| AIM |
Locate and copy all lines bearing the word "structured".

| GIVEN RECORDS |
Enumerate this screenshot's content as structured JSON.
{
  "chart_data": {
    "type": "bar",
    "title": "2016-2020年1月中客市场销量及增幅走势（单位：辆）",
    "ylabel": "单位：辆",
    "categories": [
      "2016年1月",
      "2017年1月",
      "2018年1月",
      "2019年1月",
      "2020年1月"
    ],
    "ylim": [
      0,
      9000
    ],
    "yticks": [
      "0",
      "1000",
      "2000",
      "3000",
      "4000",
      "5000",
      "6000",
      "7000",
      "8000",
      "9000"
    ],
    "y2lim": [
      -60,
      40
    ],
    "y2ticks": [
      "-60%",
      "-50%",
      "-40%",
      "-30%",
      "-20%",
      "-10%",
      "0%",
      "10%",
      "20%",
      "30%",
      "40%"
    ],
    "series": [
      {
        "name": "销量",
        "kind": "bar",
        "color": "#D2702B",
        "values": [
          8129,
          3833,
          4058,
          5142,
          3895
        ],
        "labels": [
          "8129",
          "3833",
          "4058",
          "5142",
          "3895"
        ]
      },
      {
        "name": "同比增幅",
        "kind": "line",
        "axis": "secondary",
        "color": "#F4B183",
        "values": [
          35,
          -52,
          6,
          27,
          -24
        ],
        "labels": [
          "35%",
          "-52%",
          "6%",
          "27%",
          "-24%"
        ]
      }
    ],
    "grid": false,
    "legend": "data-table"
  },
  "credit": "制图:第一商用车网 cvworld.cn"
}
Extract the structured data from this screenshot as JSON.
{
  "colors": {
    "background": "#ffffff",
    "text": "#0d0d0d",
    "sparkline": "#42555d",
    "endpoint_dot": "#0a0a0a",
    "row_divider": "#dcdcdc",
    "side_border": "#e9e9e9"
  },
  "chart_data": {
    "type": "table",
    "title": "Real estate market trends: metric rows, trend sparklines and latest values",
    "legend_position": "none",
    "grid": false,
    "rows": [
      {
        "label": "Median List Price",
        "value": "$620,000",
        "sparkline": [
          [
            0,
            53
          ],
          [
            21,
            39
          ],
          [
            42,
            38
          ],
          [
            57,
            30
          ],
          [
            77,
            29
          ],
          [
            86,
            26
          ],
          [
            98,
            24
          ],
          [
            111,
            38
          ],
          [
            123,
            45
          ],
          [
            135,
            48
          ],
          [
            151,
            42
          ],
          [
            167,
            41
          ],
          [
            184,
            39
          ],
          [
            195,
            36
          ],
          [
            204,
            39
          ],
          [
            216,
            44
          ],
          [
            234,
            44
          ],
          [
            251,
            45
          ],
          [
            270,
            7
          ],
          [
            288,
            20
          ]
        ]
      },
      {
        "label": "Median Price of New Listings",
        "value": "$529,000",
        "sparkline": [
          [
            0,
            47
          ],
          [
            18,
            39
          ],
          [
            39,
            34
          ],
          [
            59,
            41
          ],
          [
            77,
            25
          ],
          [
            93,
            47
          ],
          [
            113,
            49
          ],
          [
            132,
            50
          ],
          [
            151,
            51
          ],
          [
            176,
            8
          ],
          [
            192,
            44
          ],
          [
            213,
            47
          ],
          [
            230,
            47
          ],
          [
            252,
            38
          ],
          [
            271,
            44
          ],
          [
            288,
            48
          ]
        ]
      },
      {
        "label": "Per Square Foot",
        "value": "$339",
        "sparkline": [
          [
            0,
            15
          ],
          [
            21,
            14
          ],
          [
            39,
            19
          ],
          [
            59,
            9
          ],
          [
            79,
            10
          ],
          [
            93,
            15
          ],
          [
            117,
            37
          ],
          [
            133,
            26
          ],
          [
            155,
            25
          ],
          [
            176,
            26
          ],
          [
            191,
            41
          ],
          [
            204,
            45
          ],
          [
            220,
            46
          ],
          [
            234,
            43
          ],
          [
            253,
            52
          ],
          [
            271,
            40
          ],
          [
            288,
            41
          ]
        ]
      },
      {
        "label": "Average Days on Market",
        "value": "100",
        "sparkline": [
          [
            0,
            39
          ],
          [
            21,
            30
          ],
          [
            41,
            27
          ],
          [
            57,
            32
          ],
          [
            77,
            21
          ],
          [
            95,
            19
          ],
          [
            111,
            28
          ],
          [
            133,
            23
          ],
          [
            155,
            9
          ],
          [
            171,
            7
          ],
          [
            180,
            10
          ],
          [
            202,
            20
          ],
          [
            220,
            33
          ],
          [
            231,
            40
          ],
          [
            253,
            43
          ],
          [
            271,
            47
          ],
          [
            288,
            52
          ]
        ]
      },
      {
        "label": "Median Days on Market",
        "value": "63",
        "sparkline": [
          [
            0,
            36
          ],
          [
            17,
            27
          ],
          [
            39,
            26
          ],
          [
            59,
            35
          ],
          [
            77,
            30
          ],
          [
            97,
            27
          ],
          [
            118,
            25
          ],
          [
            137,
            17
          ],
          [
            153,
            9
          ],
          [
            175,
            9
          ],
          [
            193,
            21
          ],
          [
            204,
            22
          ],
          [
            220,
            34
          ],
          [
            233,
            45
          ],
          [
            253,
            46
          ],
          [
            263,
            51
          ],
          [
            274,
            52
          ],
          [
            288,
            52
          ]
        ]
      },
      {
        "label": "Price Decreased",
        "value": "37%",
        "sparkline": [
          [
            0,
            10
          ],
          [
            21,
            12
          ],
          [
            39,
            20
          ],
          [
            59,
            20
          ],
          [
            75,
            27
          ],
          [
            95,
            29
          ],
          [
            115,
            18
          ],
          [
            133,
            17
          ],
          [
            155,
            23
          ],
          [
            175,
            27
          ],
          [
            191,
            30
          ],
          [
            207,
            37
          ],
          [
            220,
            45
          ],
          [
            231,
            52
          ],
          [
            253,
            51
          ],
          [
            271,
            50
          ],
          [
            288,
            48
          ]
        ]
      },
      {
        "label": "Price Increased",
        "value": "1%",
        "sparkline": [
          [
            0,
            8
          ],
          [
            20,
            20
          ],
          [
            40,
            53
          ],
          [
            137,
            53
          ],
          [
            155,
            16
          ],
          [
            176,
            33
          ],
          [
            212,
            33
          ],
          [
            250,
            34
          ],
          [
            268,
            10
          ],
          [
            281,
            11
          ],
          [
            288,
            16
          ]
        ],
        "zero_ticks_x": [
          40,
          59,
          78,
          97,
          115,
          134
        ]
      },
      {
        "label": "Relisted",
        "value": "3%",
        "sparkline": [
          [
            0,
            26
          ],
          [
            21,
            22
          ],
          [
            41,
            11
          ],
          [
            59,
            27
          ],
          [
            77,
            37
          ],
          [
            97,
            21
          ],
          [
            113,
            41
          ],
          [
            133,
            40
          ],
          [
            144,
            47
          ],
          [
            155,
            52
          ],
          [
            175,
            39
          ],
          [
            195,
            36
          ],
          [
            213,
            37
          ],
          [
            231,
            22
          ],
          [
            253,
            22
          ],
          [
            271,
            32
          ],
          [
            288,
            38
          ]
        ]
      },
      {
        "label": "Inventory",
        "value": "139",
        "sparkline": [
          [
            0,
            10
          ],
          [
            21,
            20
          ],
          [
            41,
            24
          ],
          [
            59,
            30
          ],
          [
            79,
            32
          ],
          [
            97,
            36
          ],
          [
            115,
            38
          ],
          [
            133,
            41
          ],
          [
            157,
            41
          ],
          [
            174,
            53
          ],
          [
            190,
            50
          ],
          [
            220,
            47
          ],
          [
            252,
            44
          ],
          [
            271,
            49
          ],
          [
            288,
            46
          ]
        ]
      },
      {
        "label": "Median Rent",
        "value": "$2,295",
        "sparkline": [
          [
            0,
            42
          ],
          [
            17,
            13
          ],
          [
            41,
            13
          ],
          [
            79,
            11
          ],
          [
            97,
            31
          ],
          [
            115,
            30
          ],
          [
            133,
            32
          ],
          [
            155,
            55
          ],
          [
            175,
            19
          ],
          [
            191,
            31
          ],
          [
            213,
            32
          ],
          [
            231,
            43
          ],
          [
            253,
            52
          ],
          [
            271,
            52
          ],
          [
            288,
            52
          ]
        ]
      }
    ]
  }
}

| FULL SOLUTION |
Enumerate this screenshot's content as structured JSON.
Extract the structured data from this screenshot as JSON.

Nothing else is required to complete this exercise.